• Aim
Show all lines that include the string "azimuth"; copy each one.

:::

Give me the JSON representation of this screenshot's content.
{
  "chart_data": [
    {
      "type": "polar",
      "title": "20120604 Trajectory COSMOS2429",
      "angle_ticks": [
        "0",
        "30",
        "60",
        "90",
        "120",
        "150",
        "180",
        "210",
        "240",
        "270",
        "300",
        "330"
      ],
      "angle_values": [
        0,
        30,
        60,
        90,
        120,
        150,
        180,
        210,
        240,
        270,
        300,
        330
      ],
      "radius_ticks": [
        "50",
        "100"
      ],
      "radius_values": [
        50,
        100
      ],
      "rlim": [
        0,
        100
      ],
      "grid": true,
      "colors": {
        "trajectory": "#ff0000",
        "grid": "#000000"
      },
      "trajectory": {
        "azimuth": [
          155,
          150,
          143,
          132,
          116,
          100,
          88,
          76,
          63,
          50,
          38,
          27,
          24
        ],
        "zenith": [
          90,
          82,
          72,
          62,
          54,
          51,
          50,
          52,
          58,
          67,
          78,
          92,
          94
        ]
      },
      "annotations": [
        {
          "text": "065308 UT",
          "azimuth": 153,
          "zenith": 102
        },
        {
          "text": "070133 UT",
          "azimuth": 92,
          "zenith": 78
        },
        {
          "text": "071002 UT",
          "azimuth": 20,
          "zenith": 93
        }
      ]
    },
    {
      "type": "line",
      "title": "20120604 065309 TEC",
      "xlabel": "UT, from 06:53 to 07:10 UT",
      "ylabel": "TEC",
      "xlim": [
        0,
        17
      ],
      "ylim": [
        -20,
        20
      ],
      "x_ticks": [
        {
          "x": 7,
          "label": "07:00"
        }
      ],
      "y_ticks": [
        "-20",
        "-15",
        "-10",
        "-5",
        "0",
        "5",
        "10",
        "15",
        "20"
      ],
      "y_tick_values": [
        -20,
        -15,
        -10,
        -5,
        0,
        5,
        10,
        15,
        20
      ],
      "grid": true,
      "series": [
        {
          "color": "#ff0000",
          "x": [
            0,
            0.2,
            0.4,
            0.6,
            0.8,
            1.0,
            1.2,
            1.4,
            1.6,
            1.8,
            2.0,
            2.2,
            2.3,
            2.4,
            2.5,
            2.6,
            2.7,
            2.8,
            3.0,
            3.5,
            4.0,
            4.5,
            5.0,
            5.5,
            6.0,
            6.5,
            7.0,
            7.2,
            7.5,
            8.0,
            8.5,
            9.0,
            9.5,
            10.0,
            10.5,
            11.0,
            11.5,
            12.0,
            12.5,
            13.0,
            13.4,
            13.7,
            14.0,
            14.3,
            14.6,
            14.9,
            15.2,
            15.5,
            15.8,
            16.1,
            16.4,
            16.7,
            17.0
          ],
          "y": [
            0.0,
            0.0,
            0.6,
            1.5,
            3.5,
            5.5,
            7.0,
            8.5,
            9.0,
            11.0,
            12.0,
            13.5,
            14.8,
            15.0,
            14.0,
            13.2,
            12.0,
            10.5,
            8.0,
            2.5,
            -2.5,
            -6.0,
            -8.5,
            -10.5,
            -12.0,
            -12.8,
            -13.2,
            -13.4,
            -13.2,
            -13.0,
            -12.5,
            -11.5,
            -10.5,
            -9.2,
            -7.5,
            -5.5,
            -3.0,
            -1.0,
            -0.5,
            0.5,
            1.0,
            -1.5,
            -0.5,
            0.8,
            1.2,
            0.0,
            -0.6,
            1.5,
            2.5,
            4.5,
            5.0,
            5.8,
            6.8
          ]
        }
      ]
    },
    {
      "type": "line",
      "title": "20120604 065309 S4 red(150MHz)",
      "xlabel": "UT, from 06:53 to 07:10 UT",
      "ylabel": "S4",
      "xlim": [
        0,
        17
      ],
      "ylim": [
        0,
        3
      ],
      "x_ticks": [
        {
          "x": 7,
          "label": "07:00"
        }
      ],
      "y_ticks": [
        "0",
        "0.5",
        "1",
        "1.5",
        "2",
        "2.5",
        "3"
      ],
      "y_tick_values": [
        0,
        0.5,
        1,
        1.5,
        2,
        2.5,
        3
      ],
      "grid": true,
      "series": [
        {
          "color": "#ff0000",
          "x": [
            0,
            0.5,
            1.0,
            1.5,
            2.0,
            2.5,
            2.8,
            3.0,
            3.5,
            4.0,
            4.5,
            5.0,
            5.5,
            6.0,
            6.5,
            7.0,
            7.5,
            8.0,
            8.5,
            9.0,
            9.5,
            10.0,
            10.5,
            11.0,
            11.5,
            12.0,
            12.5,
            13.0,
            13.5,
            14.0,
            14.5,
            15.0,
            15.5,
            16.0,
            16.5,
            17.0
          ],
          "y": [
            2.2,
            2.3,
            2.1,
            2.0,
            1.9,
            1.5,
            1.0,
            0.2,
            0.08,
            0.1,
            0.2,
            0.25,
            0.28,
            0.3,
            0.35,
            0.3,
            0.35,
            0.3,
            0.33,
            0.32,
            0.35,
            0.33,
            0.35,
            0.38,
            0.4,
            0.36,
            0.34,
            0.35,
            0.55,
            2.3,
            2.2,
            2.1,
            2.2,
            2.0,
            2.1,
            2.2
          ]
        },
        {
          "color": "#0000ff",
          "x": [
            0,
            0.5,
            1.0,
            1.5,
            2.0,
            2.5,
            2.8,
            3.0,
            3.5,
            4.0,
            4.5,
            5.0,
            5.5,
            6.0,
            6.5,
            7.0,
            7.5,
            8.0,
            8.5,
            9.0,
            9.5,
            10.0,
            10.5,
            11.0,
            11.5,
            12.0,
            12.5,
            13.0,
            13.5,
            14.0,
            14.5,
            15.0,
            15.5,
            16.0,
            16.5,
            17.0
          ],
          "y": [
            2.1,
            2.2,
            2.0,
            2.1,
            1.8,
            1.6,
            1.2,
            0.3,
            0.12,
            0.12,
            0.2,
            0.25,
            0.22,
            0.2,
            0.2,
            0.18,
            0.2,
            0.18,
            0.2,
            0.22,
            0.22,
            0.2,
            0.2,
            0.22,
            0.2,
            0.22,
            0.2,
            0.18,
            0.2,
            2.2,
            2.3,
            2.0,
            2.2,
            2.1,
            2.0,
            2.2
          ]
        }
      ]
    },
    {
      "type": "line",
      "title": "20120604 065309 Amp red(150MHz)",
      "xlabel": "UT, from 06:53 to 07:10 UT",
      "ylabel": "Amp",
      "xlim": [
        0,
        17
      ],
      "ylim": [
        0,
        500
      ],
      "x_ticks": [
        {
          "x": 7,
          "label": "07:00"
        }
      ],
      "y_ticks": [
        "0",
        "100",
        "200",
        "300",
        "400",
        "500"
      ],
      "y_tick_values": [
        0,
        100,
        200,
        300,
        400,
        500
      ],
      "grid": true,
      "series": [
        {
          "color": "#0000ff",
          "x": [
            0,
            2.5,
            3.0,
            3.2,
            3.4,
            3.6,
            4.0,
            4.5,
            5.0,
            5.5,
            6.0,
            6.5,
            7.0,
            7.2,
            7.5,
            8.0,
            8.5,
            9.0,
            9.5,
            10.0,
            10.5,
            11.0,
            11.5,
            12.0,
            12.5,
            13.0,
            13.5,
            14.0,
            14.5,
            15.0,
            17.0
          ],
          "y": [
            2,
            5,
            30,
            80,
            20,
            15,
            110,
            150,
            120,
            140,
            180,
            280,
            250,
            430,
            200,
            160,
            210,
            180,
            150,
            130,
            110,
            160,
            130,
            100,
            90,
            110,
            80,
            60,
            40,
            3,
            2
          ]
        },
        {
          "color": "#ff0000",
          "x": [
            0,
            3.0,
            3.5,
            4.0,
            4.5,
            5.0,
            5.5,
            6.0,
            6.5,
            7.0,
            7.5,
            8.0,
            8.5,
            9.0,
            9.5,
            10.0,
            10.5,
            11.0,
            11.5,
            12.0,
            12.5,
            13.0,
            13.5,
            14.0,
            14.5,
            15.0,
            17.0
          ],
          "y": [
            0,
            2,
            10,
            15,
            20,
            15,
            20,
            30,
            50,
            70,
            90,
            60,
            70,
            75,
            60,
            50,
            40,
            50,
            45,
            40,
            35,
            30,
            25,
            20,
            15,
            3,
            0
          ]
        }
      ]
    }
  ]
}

:::

• Worked answer
        "azimuth": [
          "azimuth": 153,
          "azimuth": 92,
          "azimuth": 20,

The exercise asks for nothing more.